[DOCUMENT PASSAGE]

ECS President | 1940-1941
Frank Curry Mathers was born in Bloomington, Indiana on February 11, 1881. He received an A.B. degree in 1903 at Indiana University. He continued on as an instructor, at the same time doing graduate work in electroplating with Dr. O. W. Brown for the M.A. degree in 1905. He then took leave of absence to go to Cornell University where he received the Ph.D. degree in 1907 in inorganic chemistry with Dr. L. M. Dennis. He took all of Dr. Wilder D. Bancroft’s courses and carried out some laboratory work with him. After this training, Dr. Mathers was ready to begin a career in electrochemistry. He rejoined the staff at Indiana University in 1907 as an assistant professor of inorganic chemistry. He was made an associate professor in 1923. In 1946-1947, he was interim head of the Department of Chemistry. He was made emeritus professor in 1950.
Dr. Mathers attended his first Society meeting at St. Louis in the fall of 1904 and became a member the same year. He first became officially active in the affairs of the Society in 1917 when he was made a member of the Technical Committee on Electroplating in the days before the Electrodeposition Division was created. He was elected President of the Society in 1940. He was a member of Alpha Chi Sigma, Phi Lamda Upsilon, and Sigma Xi.
Dr. Mathers devoted his life to teaching and research. His first research was on electroplating lead from perchlorate solutions. This work was published in The Electrochemical Society Transactions in 1910. He continued working on electrodeposition of metals from perchloric solutions. During the first World War, he was asked to come to Washington to prepare fluorine by Dr. Bancroft who was then a Major in the chemical Warfare Service. Dr. Mathers designed a cell which was named after him. It produced fluorine by electrolysis of potassium hydrogen fluoride. A modification of his process was used to make fluorine for the preparation of uranium fluoride for the atomic reactor. Most of his research carried out independently and with his students was on electroplating. He developed a process for the plating of tin and found that aluminum could be plated successfully from a bath of aluminum halides and aromatic hydrocarbons. He authored more than 130 papers in the Transactions of the Society. In additions to his academic work, he spent many summers working in industry.
Dr. Mathers was characterized as an excellent and demanding teacher, considerate of students who did there best but very hard on those who did not. In addition to chemistry, he expected his students to keep abreast of national affairs and it was not uncommon for him to ask them about happenings in Congress.

[Dataset entries]
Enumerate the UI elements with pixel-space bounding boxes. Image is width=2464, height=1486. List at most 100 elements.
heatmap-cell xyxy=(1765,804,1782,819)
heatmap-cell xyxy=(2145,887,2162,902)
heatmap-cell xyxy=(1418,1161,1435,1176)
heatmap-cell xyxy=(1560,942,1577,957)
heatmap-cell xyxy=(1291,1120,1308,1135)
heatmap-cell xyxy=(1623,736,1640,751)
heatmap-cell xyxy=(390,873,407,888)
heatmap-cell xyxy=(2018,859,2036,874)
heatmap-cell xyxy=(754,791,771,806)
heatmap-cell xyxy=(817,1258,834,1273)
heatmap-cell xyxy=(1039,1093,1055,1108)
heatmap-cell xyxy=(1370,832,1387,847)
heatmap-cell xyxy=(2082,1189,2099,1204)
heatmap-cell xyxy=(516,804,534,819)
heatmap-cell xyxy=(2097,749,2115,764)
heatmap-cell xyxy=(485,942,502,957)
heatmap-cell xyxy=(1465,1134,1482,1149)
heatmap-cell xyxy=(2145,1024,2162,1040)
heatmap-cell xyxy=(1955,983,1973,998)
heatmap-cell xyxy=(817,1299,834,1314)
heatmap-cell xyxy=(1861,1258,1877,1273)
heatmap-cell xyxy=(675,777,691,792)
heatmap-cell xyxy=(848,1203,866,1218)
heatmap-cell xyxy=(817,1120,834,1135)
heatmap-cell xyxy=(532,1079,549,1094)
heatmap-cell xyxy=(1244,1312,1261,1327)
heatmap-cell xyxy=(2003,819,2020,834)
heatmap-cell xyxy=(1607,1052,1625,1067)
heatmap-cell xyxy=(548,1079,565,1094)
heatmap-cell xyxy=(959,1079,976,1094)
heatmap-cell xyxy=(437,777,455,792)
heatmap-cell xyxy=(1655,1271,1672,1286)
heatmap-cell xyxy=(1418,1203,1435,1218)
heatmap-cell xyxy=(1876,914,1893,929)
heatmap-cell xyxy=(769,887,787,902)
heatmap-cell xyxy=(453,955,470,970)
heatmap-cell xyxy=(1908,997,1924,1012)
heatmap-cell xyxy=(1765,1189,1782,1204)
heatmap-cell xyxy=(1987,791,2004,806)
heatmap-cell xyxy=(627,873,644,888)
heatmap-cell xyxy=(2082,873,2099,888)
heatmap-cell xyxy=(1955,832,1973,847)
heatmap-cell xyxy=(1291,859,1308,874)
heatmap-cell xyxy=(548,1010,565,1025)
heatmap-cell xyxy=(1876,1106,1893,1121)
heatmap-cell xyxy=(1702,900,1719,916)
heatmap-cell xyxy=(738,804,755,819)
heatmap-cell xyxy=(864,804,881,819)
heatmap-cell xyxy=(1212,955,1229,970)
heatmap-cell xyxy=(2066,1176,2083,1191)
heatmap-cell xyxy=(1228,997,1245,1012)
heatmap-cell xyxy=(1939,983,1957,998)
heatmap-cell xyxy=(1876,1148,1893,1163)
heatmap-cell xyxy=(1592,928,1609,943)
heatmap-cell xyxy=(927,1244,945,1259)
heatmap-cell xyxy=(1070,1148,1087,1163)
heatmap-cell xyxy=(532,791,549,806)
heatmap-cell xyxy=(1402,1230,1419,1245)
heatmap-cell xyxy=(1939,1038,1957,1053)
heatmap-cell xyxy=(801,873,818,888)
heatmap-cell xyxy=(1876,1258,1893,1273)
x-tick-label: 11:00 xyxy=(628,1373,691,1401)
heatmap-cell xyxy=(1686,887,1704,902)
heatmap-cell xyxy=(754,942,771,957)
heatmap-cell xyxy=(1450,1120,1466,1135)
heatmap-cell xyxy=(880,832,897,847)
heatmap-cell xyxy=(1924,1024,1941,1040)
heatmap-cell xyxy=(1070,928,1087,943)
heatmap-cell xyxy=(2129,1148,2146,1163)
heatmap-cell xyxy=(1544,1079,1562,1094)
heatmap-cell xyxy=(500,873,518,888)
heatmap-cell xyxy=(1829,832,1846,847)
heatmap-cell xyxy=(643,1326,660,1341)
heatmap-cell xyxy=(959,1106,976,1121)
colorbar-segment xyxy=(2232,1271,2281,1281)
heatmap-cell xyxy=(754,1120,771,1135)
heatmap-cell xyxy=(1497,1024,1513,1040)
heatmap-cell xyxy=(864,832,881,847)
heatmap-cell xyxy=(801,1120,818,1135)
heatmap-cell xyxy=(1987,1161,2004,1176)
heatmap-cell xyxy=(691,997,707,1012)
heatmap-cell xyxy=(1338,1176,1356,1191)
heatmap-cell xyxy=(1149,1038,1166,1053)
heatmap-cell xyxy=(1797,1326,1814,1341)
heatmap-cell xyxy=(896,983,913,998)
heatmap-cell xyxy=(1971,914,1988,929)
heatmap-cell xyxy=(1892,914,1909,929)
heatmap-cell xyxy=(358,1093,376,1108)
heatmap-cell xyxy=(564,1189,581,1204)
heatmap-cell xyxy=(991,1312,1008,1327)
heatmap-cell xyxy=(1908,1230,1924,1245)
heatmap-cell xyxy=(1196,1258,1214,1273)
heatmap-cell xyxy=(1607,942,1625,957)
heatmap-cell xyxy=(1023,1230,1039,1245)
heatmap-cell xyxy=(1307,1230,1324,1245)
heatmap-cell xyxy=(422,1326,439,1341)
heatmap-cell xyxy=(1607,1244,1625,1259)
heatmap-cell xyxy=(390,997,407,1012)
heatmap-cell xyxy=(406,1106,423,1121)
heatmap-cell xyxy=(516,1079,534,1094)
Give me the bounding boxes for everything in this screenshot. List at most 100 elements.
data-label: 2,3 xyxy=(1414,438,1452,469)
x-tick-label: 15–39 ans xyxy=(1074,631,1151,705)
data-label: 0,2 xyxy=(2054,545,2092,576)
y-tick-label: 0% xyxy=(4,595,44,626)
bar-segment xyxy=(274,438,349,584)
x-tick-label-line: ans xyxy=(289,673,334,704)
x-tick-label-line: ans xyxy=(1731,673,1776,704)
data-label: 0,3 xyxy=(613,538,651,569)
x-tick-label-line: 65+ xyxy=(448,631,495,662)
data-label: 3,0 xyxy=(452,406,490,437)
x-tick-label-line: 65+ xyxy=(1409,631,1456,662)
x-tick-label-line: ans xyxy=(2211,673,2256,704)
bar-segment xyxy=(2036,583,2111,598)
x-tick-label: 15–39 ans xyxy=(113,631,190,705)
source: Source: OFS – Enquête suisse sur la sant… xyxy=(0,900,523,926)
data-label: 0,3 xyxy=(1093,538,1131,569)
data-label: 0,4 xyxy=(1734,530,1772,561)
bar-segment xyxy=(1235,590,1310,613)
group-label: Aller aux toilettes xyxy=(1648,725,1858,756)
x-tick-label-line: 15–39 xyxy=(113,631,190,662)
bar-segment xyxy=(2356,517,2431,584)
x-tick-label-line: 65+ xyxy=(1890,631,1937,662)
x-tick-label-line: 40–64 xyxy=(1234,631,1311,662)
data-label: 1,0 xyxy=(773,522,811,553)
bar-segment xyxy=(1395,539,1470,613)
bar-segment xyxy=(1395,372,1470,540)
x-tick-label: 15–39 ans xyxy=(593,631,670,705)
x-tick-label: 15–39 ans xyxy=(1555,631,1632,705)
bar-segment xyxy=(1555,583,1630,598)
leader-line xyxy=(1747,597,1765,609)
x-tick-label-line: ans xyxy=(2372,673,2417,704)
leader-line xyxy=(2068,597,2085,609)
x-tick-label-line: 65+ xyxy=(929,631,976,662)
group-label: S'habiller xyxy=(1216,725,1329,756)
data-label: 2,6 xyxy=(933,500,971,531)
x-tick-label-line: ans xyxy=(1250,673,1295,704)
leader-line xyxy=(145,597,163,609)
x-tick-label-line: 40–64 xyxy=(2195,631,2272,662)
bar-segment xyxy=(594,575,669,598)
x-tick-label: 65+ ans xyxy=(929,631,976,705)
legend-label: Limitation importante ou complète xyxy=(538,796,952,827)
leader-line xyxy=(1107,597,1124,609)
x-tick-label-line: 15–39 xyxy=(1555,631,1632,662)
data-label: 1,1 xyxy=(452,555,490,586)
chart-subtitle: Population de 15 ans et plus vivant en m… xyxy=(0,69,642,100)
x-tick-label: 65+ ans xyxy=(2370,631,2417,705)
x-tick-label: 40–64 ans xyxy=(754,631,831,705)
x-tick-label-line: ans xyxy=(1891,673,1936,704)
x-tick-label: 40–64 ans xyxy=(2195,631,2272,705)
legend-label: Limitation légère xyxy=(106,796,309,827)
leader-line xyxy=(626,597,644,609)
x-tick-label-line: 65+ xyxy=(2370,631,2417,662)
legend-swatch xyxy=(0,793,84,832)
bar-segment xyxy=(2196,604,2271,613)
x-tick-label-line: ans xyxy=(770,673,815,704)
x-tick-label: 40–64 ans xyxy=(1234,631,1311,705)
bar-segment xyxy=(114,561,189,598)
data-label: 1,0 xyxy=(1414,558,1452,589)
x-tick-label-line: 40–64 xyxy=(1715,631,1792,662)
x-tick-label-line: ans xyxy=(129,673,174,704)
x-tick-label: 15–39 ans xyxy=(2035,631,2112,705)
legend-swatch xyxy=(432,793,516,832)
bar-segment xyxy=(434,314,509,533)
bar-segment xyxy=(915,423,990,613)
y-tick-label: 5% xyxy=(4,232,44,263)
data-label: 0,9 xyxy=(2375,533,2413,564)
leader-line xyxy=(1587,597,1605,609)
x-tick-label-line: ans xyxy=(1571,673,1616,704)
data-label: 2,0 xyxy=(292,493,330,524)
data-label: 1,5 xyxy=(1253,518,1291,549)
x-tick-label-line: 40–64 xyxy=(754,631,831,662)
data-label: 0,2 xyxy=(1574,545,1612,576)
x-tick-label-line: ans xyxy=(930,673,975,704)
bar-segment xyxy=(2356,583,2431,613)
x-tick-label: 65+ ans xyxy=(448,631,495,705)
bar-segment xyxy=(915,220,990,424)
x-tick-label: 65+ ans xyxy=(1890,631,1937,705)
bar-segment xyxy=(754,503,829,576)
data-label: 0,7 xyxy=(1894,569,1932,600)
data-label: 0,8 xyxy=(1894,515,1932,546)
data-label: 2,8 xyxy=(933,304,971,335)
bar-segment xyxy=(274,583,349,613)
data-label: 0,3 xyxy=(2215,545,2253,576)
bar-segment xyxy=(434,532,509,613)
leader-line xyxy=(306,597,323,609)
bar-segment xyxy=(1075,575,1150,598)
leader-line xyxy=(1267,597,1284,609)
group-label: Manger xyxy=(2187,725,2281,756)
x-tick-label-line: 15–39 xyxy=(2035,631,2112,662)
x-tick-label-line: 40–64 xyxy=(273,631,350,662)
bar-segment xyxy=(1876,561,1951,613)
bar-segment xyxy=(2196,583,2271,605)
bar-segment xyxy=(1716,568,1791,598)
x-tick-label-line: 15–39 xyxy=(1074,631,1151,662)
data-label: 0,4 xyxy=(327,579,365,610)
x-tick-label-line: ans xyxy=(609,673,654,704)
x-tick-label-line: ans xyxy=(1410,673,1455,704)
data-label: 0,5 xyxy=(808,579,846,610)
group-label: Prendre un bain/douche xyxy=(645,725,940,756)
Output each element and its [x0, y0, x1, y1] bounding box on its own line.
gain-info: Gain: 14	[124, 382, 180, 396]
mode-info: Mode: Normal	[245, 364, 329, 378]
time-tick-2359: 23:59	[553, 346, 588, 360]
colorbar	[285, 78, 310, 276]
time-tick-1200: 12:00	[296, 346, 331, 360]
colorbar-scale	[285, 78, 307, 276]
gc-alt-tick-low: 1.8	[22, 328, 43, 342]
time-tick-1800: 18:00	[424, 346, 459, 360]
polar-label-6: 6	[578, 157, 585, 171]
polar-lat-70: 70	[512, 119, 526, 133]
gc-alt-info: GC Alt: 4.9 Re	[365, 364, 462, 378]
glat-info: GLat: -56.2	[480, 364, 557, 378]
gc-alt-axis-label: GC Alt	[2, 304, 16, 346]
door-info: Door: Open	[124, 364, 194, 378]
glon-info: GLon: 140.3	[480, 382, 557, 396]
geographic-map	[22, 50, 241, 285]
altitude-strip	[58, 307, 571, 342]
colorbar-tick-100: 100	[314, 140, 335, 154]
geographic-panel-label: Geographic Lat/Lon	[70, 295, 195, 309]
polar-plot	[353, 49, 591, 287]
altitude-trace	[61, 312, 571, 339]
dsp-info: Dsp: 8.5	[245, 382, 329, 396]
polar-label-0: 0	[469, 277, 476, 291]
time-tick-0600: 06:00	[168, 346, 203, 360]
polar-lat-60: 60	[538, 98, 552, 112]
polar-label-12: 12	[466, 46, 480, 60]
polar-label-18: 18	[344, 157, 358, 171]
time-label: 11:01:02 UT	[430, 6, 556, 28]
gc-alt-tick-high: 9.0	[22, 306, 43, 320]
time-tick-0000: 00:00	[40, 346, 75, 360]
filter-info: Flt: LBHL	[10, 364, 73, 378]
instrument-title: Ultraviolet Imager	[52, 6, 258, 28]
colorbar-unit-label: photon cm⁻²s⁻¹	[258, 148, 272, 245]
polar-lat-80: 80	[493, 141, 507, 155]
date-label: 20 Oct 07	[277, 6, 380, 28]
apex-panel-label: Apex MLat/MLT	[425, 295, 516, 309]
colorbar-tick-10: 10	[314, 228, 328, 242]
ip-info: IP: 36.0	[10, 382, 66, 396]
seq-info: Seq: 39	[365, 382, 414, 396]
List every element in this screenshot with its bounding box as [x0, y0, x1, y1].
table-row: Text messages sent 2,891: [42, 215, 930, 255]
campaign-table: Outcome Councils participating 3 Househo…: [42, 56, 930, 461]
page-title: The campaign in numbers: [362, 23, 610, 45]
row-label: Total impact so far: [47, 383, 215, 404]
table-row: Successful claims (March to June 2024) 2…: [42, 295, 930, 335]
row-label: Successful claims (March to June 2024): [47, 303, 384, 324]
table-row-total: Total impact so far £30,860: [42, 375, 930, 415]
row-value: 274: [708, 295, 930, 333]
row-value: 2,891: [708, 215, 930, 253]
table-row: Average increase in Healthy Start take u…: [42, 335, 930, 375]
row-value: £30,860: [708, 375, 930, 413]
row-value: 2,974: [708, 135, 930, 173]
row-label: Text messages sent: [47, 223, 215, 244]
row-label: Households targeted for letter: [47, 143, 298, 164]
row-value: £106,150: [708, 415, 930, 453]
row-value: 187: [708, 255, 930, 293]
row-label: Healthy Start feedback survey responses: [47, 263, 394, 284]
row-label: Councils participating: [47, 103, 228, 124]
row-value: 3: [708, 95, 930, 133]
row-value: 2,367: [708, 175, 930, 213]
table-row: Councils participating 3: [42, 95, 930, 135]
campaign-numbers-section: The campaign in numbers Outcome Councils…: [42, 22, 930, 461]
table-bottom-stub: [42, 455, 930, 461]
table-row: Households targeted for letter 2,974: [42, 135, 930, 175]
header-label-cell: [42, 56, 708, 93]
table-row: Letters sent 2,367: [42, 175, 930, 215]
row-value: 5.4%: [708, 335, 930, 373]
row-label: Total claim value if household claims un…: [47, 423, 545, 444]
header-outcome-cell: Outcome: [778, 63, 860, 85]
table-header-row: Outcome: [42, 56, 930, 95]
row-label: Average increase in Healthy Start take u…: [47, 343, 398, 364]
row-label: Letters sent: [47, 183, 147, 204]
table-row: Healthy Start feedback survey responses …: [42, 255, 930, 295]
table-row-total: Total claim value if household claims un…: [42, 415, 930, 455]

[QUESTIONS TO ANSWER]
1 > From the biography of Frank Curry Mathers, transcribe the passage starting with "Dr. Mathers attended" and going on through "and Sigma Xi.".
2 > Which societies does the biography of Frank Curry Mathers say he belonged to, besides the Society he became president of?
3 > According to the biography of Frank Curry Mathers, how did the cell named after him produce fluorine?

[TASK ANSWERS]
1 >
Dr. Mathers attended his first Society meeting at St. Louis in the fall of 1904 and became a member the same year. He first became officially active in the affairs of the Society in 1917 when he was made a member of the Technical Committee on Electroplating in the days before the Electrodeposition Division was created. He was elected President of the Society in 1940. He was a member of Alpha Chi Sigma, Phi Lamda Upsilon, and Sigma Xi.

2 >
Alpha Chi Sigma
Phi Lamda Upsilon
Sigma Xi

3 > By electrolysis of potassium hydrogen fluoride.